#### [Exercise details]
Copy each line of the records that contains the word "time".
---
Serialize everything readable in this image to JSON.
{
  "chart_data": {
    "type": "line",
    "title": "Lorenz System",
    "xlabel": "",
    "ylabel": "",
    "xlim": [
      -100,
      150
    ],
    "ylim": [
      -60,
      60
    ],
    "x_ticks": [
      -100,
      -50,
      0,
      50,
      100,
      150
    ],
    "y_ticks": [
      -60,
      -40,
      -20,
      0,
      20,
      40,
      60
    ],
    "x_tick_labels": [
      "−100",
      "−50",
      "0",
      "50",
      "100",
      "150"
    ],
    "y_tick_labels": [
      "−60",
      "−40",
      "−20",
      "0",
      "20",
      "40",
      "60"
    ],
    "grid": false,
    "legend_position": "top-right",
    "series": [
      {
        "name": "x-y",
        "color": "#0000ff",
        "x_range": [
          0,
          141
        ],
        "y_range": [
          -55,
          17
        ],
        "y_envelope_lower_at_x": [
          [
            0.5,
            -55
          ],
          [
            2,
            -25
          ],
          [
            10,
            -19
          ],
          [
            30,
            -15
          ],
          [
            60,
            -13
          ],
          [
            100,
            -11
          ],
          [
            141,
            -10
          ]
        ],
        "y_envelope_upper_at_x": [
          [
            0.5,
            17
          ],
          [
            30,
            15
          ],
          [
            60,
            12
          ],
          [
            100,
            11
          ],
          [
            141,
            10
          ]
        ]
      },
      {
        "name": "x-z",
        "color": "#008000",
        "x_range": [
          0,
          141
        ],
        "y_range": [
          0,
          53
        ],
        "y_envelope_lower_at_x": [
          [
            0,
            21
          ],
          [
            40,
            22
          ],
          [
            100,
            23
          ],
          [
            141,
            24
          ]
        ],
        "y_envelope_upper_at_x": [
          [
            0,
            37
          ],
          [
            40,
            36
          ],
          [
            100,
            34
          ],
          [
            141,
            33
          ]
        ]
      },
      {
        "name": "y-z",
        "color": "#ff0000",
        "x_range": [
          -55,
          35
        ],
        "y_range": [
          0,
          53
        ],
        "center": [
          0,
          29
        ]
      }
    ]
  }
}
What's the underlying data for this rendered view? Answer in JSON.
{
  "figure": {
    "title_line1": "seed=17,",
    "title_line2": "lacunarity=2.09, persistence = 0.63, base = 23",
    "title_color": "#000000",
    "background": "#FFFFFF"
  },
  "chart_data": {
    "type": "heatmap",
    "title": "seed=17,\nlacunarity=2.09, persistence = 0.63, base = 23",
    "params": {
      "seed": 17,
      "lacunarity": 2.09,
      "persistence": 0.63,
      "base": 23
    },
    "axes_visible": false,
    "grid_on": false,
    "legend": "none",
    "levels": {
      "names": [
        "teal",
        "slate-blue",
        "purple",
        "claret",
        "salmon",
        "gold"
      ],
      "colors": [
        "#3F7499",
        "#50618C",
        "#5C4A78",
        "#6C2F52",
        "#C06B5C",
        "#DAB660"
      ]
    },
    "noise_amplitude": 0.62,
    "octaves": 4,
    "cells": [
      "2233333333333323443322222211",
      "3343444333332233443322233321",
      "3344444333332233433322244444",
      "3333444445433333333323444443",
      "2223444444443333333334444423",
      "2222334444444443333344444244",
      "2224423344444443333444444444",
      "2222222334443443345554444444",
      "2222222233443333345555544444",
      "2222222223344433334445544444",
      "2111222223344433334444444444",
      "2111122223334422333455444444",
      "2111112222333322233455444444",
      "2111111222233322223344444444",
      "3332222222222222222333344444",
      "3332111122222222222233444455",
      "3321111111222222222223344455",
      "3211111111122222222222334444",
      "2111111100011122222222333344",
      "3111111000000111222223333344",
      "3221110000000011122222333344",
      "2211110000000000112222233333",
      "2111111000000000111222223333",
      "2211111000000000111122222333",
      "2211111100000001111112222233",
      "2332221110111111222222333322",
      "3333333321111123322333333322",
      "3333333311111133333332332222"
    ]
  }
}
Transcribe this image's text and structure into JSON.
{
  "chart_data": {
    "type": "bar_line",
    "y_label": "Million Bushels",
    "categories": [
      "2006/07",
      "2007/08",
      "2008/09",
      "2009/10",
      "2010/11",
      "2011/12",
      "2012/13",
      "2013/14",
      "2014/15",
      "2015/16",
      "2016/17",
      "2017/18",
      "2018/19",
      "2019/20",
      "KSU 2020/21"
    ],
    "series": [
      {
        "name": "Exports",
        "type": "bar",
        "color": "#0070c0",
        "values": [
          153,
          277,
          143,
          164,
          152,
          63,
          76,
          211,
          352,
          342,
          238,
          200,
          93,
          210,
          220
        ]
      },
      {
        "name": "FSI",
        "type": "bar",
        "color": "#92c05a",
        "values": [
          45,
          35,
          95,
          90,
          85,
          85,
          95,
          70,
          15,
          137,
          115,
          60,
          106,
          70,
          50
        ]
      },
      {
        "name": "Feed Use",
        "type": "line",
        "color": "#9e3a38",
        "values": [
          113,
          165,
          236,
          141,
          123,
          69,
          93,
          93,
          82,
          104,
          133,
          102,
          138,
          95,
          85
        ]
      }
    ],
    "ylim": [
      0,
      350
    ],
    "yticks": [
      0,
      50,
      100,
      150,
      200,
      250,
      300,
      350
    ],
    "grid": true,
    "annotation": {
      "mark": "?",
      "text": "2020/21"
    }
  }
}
---
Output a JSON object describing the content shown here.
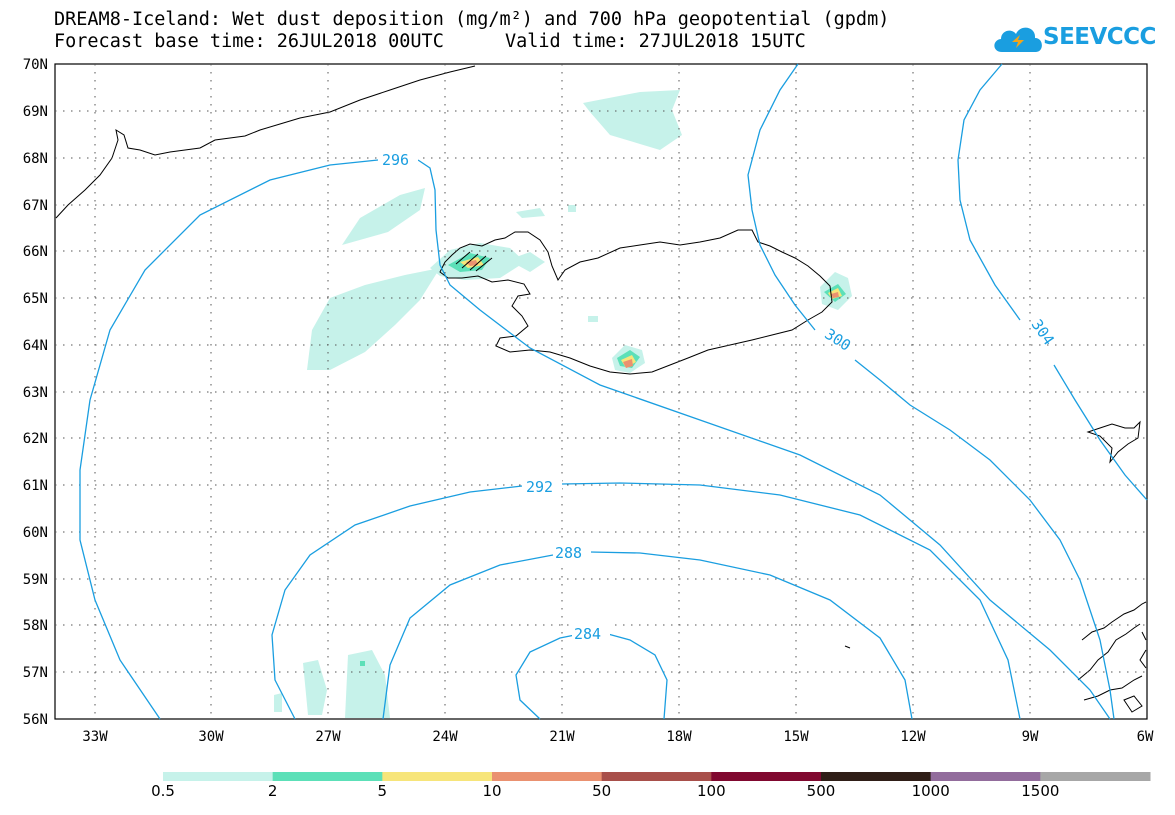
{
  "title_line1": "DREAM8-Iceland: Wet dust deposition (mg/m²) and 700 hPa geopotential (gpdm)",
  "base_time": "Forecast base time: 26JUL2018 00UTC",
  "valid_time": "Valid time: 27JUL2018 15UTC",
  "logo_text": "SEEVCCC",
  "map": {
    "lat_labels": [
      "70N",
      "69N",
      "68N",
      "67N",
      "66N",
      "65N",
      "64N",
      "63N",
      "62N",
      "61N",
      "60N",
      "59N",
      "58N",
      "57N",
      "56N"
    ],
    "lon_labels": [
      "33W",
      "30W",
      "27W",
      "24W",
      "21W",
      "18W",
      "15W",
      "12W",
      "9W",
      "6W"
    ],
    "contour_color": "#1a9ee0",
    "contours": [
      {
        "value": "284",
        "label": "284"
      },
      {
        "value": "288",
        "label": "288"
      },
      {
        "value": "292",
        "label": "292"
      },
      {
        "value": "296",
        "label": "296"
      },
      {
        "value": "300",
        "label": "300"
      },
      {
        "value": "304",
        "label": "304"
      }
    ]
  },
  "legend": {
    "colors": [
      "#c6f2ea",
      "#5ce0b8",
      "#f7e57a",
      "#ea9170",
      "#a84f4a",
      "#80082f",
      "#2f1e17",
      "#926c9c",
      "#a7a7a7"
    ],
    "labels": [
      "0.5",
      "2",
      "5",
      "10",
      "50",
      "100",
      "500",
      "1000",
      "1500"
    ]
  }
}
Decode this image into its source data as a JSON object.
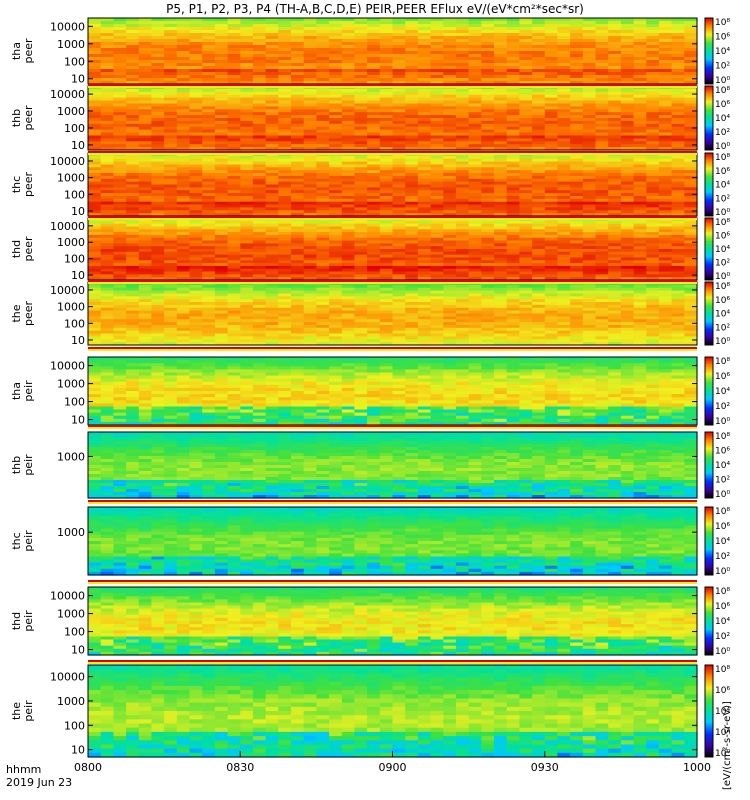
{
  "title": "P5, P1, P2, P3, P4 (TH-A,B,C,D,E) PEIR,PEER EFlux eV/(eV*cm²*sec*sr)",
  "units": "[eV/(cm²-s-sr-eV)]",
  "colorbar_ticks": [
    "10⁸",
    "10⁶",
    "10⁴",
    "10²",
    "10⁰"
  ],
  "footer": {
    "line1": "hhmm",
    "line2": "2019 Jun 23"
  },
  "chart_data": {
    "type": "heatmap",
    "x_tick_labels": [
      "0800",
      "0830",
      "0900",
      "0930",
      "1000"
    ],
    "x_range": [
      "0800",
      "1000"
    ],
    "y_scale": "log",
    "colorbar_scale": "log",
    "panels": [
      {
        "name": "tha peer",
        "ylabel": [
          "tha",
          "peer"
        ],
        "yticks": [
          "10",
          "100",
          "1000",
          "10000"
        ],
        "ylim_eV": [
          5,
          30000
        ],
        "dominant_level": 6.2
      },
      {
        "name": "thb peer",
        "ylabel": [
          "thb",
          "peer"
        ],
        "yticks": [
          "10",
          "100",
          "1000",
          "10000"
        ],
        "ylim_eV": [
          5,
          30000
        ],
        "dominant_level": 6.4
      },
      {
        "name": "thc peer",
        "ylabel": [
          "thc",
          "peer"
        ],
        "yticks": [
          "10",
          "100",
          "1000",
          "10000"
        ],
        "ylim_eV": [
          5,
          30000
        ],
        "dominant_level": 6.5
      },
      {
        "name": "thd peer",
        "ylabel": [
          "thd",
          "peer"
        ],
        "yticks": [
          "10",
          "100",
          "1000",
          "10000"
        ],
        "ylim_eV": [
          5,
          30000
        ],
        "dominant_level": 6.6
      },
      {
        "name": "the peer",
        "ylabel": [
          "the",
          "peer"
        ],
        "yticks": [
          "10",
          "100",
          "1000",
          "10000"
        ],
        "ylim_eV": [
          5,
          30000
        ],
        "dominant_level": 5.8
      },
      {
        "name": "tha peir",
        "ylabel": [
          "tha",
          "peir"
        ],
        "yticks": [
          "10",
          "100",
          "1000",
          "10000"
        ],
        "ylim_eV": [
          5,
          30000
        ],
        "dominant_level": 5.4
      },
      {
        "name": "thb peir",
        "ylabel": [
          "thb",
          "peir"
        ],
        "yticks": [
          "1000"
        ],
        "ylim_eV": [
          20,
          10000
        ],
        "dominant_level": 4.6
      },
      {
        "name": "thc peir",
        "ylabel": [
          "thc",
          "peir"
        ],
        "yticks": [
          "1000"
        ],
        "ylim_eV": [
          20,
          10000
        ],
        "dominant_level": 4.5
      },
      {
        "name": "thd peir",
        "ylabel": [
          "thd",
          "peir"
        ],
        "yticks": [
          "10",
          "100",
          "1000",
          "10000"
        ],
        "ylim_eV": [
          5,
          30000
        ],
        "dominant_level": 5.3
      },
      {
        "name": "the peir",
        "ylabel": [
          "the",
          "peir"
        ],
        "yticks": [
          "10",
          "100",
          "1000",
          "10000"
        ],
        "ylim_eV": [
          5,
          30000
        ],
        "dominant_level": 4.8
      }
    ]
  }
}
---
#### [Result]
  "base_time": "Forecast base time: 26JUL2018 00UTC",
  "valid_time": "Valid time: 27JUL2018 15UTC",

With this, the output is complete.